▶ **WORK INSTRUCTIONS**
Extract the lines from the one with "time-line: 教学时间：1课时 [120, 150, 245, 169]" up to and including the one with "section-heading-3: 三、检查预习 [160, 984, 258, 1003]", repeating them exactly.

↓↓↓

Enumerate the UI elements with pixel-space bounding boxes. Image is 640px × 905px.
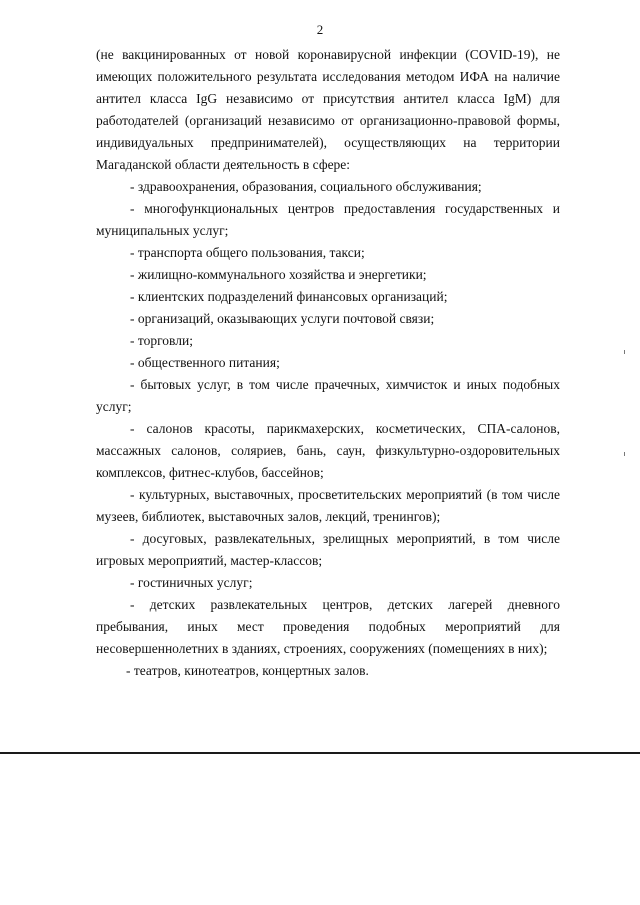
list-item-hotels: - гостиничных услуг; xyxy=(130,575,253,590)
scan-speck xyxy=(624,350,625,354)
list-item-catering: - общественного питания; xyxy=(130,355,280,370)
list-item-trade: - торговли; xyxy=(130,333,193,348)
list-item-theaters: - театров, кинотеатров, концертных залов. xyxy=(126,663,369,678)
list-item-children-centers: - детских развлекательных центров, детских лагерей дневного пребывания, иных мест проведения подобных мероприятий для несовершеннолетних в зданиях, строениях, сооружениях (помещениях в них); xyxy=(96,597,560,656)
document-body xyxy=(96,44,560,682)
list-item-cultural-events: - культурных, выставочных, просветительских мероприятий (в том числе музеев, библиотек, выставочных залов, лекций, тренингов); xyxy=(96,487,560,524)
list-item-beauty-fitness: - салонов красоты, парикмахерских, косметических, СПА-салонов, массажных салонов, соляриев, бань, саун, физкультурно-оздоровительных комплексов, фитнес-клубов, бассейнов; xyxy=(96,421,560,480)
list-item-finance: - клиентских подразделений финансовых организаций; xyxy=(130,289,448,304)
list-item-healthcare: - здравоохранения, образования, социального обслуживания; xyxy=(130,179,482,194)
scan-speck xyxy=(624,452,625,456)
page-bottom-rule xyxy=(0,752,640,754)
list-item-postal: - организаций, оказывающих услуги почтовой связи; xyxy=(130,311,435,326)
list-item-transport: - транспорта общего пользования, такси; xyxy=(130,245,365,260)
page-number: 2 xyxy=(316,22,324,37)
intro-paragraph: (не вакцинированных от новой коронавирусной инфекции (COVID-19), не имеющих положительного результата исследования методом ИФА на наличие антител класса IgG независимо от присутствия антител класса IgM) для работодателей (организаций независимо от организационно-правовой формы, индивидуальных предпринимателей), осуществляющих на территории Магаданской области деятельность в сфере: xyxy=(96,47,560,172)
list-item-mfc: - многофункциональных центров предоставления государственных и муниципальных услуг; xyxy=(96,201,560,238)
list-item-consumer-services: - бытовых услуг, в том числе прачечных, химчисток и иных подобных услуг; xyxy=(96,377,560,414)
list-item-leisure-events: - досуговых, развлекательных, зрелищных мероприятий, в том числе игровых мероприятий, мастер-классов; xyxy=(96,531,560,568)
list-item-housing: - жилищно-коммунального хозяйства и энергетики; xyxy=(130,267,427,282)
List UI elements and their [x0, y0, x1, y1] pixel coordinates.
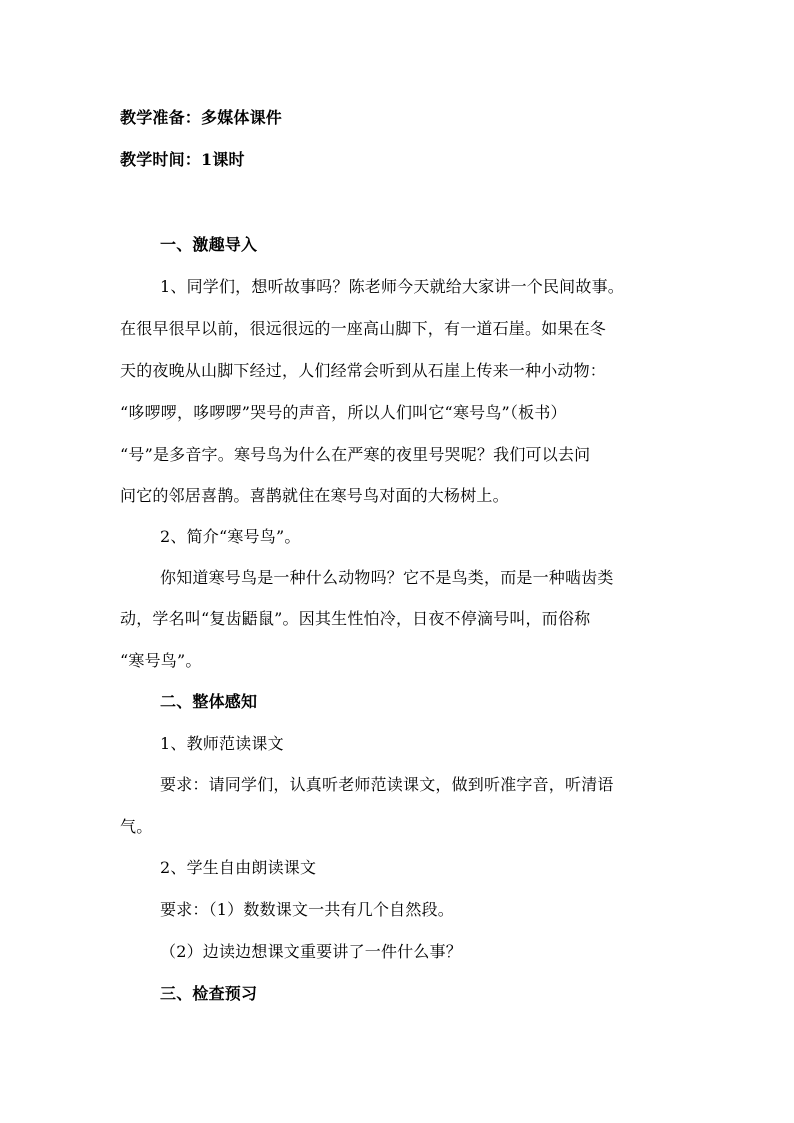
time-line: 教学时间：1课时 [120, 150, 245, 169]
subheading-line: 2、简介“寒号鸟”。 [160, 527, 301, 546]
paragraph-line: “寒号鸟”。 [120, 651, 202, 670]
paragraph-line: 天的夜晚从山脚下经过，人们经常会听到从石崖上传来一种小动物： [120, 361, 607, 380]
section-heading-3: 三、检查预习 [160, 984, 258, 1003]
paragraph-line: “哆啰啰，哆啰啰”哭号的声音，所以人们叫它“寒号鸟”（板书） [120, 403, 567, 422]
subheading-line: 1、教师范读课文 [160, 734, 284, 753]
subheading-line: 2、学生自由朗读课文 [160, 858, 317, 877]
prep-line: 教学准备：多媒体课件 [120, 108, 283, 127]
paragraph-line: （2）边读边想课文重要讲了一件什么事？ [160, 942, 462, 961]
paragraph-line: 在很早很早以前，很远很远的一座高山脚下，有一道石崖。如果在冬 [120, 319, 607, 338]
paragraph-line: 动，学名叫“复齿鼯鼠”。因其生性怕冷，日夜不停滴号叫，而俗称 [120, 609, 591, 628]
paragraph-line: “号”是多音字。寒号鸟为什么在严寒的夜里号哭呢？我们可以去问 [120, 445, 591, 464]
section-heading-1: 一、激趣导入 [160, 235, 258, 254]
paragraph-line: 要求：（1）数数课文一共有几个自然段。 [160, 900, 454, 919]
paragraph-line: 问它的邻居喜鹊。喜鹊就住在寒号鸟对面的大杨树上。 [120, 486, 509, 505]
paragraph-line: 气。 [120, 817, 153, 836]
paragraph-line: 你知道寒号鸟是一种什么动物吗？它不是鸟类，而是一种啮齿类 [160, 568, 614, 587]
section-heading-2: 二、整体感知 [160, 692, 258, 711]
paragraph-line: 1、同学们，想听故事吗？陈老师今天就给大家讲一个民间故事。 [160, 277, 624, 296]
paragraph-line: 要求：请同学们，认真听老师范读课文，做到听准字音，听清语 [160, 775, 614, 794]
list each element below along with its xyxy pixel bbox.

↑↑↑

▶ **RIGHT ANSWER**
time-line: 教学时间：1课时 [120, 150, 245, 169]
subheading-line: 2、简介“寒号鸟”。 [160, 527, 301, 546]
paragraph-line: “寒号鸟”。 [120, 651, 202, 670]
paragraph-line: 天的夜晚从山脚下经过，人们经常会听到从石崖上传来一种小动物： [120, 361, 607, 380]
section-heading-3: 三、检查预习 [160, 984, 258, 1003]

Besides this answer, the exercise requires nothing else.